■ **Set task**:
Using the data below, tally the lines that include the string "this". Only the number is wanted.

======== Record excerpts

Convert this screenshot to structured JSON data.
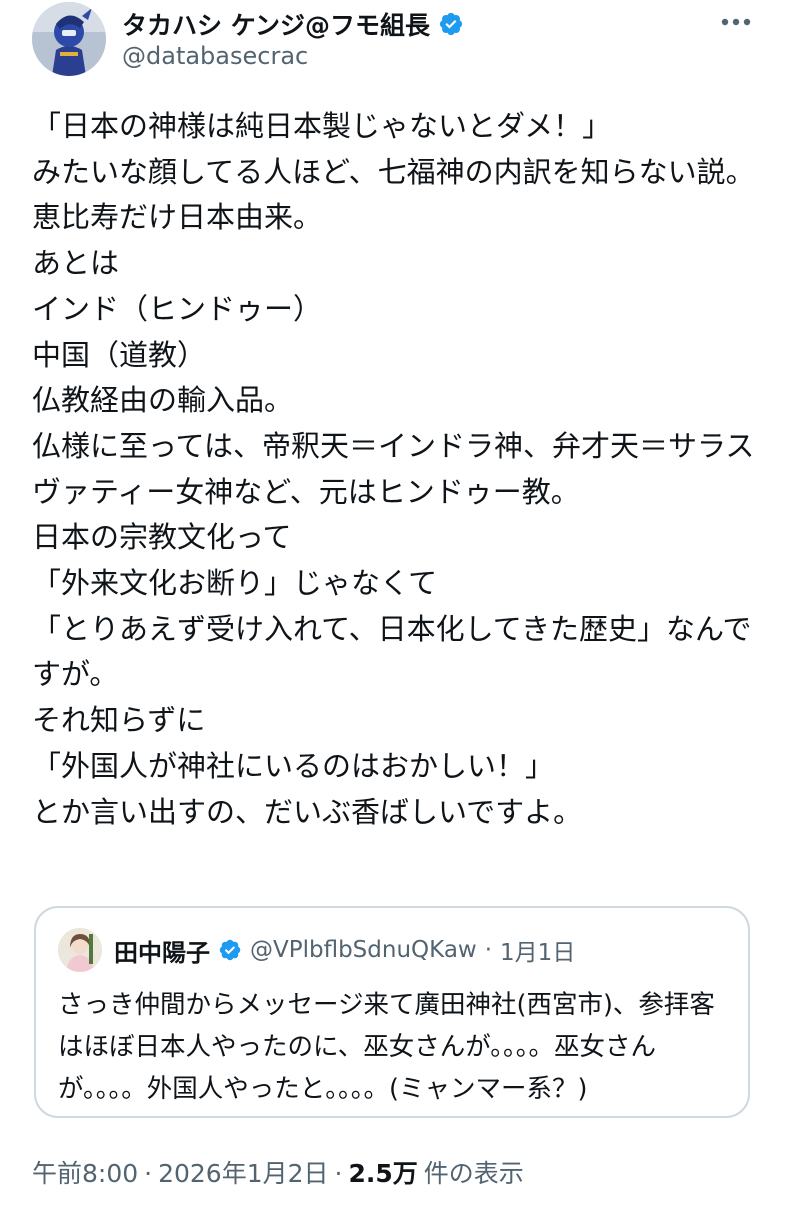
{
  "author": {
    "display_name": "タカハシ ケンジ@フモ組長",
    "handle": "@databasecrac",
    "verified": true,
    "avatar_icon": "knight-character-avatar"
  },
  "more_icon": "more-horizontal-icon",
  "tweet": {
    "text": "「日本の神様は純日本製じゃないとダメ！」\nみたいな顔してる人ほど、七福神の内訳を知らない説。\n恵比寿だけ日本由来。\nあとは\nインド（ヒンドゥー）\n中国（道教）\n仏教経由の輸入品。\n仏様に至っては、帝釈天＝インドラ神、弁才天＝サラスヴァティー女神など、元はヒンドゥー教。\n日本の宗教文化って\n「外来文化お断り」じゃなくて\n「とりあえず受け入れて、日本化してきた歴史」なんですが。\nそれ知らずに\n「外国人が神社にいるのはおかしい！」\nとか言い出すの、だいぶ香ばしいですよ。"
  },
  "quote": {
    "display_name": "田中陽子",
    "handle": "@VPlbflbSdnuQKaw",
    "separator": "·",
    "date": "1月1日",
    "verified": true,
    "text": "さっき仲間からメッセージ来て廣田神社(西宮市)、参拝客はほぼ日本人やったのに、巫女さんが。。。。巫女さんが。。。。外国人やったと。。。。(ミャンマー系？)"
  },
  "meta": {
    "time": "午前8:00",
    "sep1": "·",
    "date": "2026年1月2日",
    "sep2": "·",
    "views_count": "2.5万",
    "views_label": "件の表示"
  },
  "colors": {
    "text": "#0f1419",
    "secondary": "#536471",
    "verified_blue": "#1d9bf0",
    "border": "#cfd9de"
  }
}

================
======== Record excerpts

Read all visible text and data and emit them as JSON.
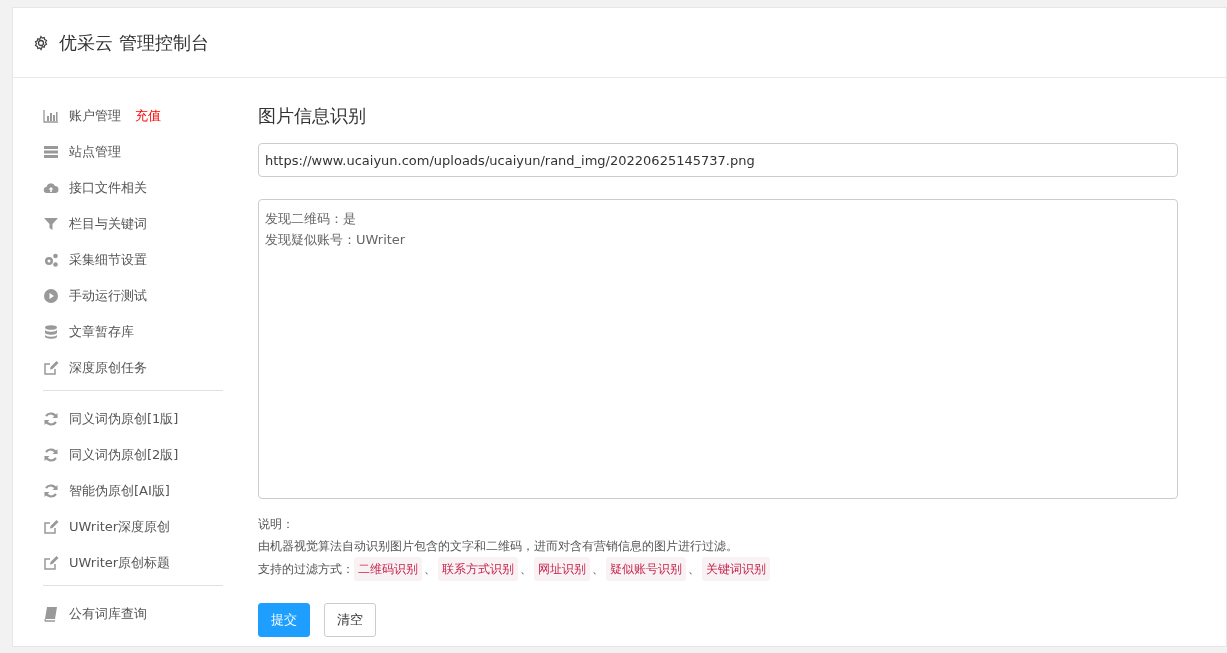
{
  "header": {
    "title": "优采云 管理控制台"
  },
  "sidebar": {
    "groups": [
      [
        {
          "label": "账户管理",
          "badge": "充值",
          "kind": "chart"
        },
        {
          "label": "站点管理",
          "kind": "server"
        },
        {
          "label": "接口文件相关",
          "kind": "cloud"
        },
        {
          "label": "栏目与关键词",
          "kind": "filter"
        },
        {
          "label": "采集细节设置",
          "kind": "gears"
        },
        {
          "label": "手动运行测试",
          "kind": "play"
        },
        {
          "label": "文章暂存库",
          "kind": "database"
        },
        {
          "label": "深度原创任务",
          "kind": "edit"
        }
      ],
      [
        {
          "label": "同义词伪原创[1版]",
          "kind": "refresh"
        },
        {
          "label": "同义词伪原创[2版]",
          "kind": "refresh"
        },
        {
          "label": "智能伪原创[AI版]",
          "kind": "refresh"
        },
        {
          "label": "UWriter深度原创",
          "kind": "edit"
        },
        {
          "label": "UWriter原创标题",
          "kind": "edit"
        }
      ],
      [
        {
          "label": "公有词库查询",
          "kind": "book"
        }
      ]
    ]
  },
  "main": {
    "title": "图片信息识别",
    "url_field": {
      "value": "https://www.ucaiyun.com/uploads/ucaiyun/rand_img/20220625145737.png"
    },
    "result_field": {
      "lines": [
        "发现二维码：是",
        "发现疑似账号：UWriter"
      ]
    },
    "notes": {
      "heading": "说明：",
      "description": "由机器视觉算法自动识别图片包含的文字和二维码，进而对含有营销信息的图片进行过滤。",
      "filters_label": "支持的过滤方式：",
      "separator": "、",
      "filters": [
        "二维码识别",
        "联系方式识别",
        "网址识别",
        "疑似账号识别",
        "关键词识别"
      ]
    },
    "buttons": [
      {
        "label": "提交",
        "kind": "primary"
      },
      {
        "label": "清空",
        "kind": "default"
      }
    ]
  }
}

================
======== Record excerpts

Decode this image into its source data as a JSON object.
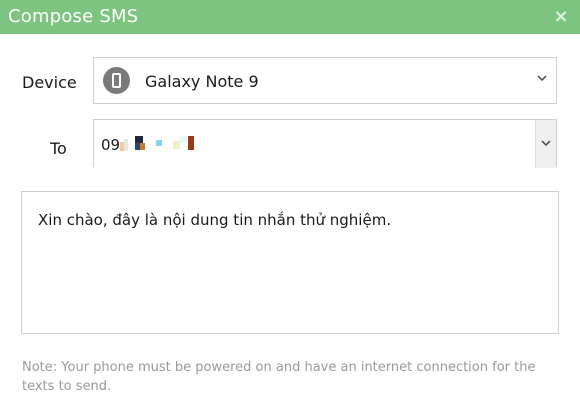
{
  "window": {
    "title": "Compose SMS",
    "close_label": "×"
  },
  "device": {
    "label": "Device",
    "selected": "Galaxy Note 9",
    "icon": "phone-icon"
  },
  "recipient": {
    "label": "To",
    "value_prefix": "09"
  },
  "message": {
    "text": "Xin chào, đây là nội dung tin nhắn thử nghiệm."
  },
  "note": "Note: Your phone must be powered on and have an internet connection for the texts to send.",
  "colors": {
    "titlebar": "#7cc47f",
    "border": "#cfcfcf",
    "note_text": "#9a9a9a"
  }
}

================

■ **Response**:
2